(EXERCISE REQUIREMENTS):
- 1) In the comment thread below, which book does Flagwaver recommend reading?
- 2) Continue the comment thread below from its final comment.

She is no different, period. I am unable to comprehend how she is unable to comprehend that.

The Other Whitey

But she IS different! You see, it’s all about HER, and her convenience and making her feel good about herself. Her, her, her.

Grimmy

The world does revolve around each and every Special Snowflake.

Therefore, each and every Special Snowflake needs their very own and separate world.

SaraSnipe

She needs to be kicked in the cunt, and used for a snowshoe.

B Woodman

Why stank up your perfectly good feets?

Ex-PH2

I won’t gloat over this, because the tragedy of it extends beyond just this doctor’s death. It includes the sheer stupidity and nearly intentional ignorance surrounding this deadly disease.

I am so angry I could spit nails over this.

Old Trooper

“It also seems that the healthcare professionals don’t know what they’re doing in regards to the virus.”

They don’t know and don’t care. It’s all about them, like that diva up in Maine. My trust in medical professionals is taking some serious hits when I see shit like that. If they care so much about their fellow man, they wouldn’t be jumping on airplanes and jetting across the country and then phoning it in, when they start to show symptoms.

Seriously; WTF is wrong with you people?

Don’t even get me started on the administration’s position, and what they’re subjecting our troops to.

Flagwaver

Read The Last Centurion and replace “the bitch” with a male designation. That’s what we can look forward to should a major crisis happen now.

The Other Whitey

It’s my favorite book, but that doesn’t mean I want to live the scenario for real!

MGySgtRet.

Funny how the Ebola stories sort of died out after the drubbing the Democrats took on 4 November. The news all revolved around who the Dems were going to point their fingers at next in regards to their electoral ass whipping. Now I am not happy that this doctor died, but I am happy to see that Ebola will once again be a topic of conversation instead of ignored.

Hey media, it aint going away just because you ignore it.

Hondo

Um, Anastasia Mather (Facebook commented): you’re correct about no need to panic – yet. But this is quite troubling.

You also might want to read, you know, the linked article. The guy essentially DID follow the protocol. In fact, best I can tell the guy exceeded it – rather than “self-monitoring”, he had a blood test that gave him an “all clear” early on in his illness. That is why he wasn’t treated initially.

(SOURCE INFORMATION):
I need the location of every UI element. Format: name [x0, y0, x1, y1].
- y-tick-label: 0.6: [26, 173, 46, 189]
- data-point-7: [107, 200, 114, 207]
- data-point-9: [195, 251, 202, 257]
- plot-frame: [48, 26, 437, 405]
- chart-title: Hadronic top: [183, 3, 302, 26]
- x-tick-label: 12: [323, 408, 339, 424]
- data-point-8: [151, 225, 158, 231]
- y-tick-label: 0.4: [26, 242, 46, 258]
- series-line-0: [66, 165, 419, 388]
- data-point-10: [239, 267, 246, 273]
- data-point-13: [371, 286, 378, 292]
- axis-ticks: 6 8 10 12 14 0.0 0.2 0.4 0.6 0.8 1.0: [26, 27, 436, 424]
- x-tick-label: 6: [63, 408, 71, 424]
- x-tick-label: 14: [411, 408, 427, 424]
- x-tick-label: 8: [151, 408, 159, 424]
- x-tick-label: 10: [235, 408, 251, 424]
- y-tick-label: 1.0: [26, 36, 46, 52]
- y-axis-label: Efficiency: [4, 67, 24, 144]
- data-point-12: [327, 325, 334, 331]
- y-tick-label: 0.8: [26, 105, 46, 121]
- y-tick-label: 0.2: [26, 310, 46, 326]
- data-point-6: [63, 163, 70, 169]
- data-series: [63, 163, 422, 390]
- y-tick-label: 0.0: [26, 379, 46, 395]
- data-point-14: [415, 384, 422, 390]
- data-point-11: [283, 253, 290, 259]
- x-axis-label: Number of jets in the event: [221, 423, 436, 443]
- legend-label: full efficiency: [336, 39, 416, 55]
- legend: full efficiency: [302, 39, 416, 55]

(TASK RESULTS):
- 1) The Last Centurion.

- 2)
Unfortunately, that initial blood test was a false negative. He wasn’t retested until several days later, after his illness had worsened. The 2nd test showed he was indeed suffering from Ebola. At that point, he was actively treated.

Unfortunately, at that point it was too late.

OWB

And they still misinterpret our anger as panic. They are still very wrong.

Pinto Nag

Word.

Sparks

Hey Obama, guess what? This whole Ebola shit has changed…again! Are you paying attention…yet?!

MGySgtRet.

I believe the correct answer is “NO”….

UpNorth

Word.

A Proud Infidel®™

I’m sure that B. Hussein 0bama’s teleprompter will give him a speech to deliver to us peasants after he returns from the golf course!

Richard

I trust his teleprompter.

Continue to golf Mr. President – except for errors of omission you cannot hurt anyone that way.

Richard

I am one of those people who think that we aren’t that smart and we don’t know everything so we should be extra cautious.

The CDC said that they have hard science that will keep us safe. We don’t need quarantines or travel restrictions.

So now a doctor who knows and follows the rules and sees the disease every day dies after negative blood test.

You cannot have it both ways, either we know everything and following the rules will keep everyone safe or we don’t know everything and we should be extra cautious. It is crystal clear, we don’t know everything. So when will we have quarantines and travel restrictions? ANY other actions smells to high heaven.

Hondo

Now, Richard, there you go again . . . trying to use that stuff called “facts” and “logic”. Everyone knows that to the left, all that matters is how they feel!

What’s the possibility of a few hundreds or thousands of seriously ill and dying people compared to their feelings?